■ **WORK ITEM**
Among these records, which lines include "genes"? Copy them out.

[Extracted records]
= = =

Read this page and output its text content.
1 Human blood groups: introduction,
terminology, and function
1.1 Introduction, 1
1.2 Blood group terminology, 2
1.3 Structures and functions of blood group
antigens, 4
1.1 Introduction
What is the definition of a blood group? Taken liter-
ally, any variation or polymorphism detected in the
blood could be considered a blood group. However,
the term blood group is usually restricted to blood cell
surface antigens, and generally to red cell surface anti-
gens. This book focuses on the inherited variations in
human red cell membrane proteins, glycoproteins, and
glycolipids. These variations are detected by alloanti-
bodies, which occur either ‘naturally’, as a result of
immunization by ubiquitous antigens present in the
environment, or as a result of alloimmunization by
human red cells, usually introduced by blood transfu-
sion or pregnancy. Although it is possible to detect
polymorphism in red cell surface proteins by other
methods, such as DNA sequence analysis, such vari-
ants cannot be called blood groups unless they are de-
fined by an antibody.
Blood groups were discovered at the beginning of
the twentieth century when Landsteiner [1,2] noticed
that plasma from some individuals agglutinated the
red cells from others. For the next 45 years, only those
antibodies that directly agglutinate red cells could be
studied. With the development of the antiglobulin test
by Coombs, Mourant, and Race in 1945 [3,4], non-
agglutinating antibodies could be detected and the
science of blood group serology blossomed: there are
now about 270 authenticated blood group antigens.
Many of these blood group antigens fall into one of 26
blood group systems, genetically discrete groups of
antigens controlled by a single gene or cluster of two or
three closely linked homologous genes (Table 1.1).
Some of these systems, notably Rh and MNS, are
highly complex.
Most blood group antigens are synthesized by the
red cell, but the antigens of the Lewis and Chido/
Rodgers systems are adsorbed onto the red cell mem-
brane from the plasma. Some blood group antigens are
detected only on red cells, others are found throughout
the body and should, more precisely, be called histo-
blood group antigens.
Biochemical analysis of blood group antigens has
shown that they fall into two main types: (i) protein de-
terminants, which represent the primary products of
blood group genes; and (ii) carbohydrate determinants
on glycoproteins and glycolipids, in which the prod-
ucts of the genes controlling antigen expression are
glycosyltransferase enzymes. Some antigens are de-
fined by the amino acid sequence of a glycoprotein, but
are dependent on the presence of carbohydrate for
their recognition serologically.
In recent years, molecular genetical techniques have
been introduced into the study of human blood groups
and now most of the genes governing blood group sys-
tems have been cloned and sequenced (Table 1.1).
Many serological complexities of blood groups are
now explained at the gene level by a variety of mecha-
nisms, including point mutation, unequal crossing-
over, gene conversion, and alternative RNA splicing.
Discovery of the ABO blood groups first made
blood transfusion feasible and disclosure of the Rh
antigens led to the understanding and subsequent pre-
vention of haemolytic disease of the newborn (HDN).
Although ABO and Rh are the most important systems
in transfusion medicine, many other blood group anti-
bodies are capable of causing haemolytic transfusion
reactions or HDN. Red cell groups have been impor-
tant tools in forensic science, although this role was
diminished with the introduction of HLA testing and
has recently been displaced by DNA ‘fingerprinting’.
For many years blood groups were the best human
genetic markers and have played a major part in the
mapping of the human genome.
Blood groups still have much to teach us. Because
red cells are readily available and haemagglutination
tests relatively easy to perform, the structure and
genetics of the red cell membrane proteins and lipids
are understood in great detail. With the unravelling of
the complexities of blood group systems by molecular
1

= = =

■ **ANSWER TO THE EXERCISE**
three closely linked homologous genes (Table 1.1).
blood group genes; and (ii) carbohydrate determinants
ucts of the genes controlling antigen expression are
and now most of the genes governing blood group sys-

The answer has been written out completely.